= Your goal =
Find the lines that hold the word "valley" and return them.

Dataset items

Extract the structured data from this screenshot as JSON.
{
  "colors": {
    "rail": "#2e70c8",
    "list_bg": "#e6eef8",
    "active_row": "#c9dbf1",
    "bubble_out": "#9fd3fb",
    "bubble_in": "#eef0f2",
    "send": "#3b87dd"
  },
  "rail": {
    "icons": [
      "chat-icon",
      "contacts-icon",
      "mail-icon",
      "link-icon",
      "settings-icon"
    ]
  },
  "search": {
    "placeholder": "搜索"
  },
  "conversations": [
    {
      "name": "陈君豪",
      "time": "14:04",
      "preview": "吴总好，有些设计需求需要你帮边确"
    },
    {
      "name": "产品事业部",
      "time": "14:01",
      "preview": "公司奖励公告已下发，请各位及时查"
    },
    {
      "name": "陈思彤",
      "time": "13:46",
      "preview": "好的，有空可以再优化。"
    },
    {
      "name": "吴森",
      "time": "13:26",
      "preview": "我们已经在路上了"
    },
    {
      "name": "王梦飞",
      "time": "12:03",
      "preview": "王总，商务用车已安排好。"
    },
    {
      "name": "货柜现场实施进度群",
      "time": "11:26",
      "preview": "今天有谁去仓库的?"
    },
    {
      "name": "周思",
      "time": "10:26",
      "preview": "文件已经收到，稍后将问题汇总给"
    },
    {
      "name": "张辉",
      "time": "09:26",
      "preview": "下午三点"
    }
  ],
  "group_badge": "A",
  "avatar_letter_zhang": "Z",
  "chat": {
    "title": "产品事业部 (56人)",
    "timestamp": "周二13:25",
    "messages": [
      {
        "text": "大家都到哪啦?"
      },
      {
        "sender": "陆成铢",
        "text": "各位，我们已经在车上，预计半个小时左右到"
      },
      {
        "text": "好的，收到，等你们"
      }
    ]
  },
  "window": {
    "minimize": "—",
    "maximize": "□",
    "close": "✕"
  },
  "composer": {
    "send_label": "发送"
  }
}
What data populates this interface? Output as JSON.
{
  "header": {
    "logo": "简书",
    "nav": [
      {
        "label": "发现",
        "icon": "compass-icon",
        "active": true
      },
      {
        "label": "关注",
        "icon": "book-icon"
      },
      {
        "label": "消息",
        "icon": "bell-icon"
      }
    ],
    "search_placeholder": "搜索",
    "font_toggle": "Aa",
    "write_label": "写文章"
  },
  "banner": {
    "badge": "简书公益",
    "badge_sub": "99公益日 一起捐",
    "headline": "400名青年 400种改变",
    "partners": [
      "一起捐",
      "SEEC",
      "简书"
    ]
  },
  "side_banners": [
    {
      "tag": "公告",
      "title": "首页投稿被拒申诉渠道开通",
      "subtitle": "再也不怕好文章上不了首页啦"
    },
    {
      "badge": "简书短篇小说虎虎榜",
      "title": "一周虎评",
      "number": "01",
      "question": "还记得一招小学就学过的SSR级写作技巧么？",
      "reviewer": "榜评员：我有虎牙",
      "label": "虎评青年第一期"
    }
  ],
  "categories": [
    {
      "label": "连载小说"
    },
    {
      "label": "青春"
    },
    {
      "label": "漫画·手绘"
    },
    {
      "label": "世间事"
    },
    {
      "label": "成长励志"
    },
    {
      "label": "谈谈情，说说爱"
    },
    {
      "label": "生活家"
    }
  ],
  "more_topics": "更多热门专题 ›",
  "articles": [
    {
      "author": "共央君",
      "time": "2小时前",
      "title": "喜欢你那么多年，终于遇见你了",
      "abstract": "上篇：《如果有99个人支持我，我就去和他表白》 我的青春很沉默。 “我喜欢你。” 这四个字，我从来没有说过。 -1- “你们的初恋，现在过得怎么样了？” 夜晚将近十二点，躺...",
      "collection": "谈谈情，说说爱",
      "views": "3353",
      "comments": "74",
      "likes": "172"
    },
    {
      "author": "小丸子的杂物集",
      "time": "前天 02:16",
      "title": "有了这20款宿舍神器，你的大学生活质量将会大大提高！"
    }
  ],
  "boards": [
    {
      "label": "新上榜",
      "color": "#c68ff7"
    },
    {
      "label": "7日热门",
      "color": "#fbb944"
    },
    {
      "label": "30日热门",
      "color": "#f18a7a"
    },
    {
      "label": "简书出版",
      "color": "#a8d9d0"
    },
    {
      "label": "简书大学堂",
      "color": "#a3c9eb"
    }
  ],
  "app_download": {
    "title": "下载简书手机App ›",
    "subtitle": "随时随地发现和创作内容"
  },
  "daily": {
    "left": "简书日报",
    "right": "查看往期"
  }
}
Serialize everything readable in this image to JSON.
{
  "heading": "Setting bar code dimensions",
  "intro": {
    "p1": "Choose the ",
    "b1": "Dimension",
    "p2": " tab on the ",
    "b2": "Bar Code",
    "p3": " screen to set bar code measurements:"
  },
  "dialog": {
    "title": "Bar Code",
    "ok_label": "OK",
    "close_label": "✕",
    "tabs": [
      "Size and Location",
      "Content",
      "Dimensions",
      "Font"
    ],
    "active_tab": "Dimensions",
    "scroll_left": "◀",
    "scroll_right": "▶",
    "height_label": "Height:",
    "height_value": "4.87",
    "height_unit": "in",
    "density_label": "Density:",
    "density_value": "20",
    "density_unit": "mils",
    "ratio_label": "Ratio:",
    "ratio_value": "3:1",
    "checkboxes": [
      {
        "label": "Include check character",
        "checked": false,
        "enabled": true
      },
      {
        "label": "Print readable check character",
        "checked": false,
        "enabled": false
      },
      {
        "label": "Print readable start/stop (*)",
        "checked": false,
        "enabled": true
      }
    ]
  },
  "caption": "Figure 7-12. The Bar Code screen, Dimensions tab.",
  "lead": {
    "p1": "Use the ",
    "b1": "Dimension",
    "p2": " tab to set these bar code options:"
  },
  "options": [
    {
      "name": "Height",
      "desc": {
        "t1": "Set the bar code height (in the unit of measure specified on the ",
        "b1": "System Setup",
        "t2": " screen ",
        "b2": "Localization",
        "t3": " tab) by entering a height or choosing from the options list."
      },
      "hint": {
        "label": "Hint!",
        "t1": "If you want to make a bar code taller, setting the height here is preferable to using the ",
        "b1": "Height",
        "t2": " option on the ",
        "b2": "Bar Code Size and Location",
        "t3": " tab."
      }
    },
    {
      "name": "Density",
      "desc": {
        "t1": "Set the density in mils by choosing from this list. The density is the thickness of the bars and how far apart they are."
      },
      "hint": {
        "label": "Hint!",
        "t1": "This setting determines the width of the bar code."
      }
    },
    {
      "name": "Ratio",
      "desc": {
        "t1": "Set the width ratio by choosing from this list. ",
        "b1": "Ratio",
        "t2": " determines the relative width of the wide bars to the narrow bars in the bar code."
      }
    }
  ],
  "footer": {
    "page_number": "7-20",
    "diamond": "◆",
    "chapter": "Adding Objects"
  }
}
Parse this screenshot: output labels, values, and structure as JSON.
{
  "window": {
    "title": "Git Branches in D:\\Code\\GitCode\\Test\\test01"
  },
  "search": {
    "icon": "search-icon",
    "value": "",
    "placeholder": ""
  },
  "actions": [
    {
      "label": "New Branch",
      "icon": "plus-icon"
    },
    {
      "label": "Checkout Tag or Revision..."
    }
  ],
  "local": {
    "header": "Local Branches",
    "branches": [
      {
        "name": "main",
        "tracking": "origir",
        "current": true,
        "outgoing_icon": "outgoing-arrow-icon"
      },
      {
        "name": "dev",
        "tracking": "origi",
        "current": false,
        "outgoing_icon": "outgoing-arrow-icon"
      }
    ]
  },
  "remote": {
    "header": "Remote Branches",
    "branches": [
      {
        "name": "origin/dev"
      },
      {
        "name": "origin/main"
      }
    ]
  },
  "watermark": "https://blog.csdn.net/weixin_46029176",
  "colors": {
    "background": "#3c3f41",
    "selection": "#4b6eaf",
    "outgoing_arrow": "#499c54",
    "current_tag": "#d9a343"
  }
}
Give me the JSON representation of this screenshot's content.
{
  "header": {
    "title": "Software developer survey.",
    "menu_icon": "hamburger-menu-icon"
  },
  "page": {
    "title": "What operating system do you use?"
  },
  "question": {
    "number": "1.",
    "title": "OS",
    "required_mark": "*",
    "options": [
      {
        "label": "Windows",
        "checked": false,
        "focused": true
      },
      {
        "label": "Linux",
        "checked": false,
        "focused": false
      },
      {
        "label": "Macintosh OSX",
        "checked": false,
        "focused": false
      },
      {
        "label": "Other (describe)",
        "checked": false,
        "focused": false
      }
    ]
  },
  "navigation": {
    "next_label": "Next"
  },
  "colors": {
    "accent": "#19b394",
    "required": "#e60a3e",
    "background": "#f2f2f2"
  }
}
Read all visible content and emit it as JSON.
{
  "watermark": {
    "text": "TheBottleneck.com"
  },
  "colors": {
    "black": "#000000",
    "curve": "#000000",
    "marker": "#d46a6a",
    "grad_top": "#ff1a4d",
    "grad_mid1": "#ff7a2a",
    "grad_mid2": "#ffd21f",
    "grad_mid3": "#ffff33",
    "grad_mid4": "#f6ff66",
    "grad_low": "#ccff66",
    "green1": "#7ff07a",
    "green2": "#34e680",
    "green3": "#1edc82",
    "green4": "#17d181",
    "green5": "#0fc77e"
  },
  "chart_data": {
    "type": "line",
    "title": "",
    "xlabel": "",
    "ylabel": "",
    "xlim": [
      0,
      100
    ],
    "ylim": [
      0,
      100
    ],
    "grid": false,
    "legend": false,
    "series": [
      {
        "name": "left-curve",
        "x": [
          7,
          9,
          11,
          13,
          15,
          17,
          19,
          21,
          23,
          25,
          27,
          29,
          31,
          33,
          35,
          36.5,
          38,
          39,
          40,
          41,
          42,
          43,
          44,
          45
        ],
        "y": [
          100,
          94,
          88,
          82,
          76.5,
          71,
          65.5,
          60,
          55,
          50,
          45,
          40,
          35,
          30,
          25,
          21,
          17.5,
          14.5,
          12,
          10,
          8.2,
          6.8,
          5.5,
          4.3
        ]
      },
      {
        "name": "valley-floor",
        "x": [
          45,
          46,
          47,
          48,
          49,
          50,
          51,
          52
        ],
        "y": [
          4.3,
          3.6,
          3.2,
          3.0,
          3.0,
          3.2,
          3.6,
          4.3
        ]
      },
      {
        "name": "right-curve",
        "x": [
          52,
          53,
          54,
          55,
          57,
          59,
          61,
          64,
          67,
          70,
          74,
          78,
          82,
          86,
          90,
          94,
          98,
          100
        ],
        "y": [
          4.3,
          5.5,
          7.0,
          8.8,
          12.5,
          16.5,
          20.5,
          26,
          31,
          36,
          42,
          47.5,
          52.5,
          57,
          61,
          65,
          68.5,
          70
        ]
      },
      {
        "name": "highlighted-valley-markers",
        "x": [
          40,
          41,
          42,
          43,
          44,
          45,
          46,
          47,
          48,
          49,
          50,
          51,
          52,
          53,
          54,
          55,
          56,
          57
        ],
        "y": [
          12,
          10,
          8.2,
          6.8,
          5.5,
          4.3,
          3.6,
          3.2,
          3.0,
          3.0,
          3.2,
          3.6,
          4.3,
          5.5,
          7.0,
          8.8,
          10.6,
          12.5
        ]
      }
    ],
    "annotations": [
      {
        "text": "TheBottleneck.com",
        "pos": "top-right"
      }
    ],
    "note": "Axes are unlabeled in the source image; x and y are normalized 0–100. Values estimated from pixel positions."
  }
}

= Task output =
        "name": "valley-floor",
        "name": "highlighted-valley-markers",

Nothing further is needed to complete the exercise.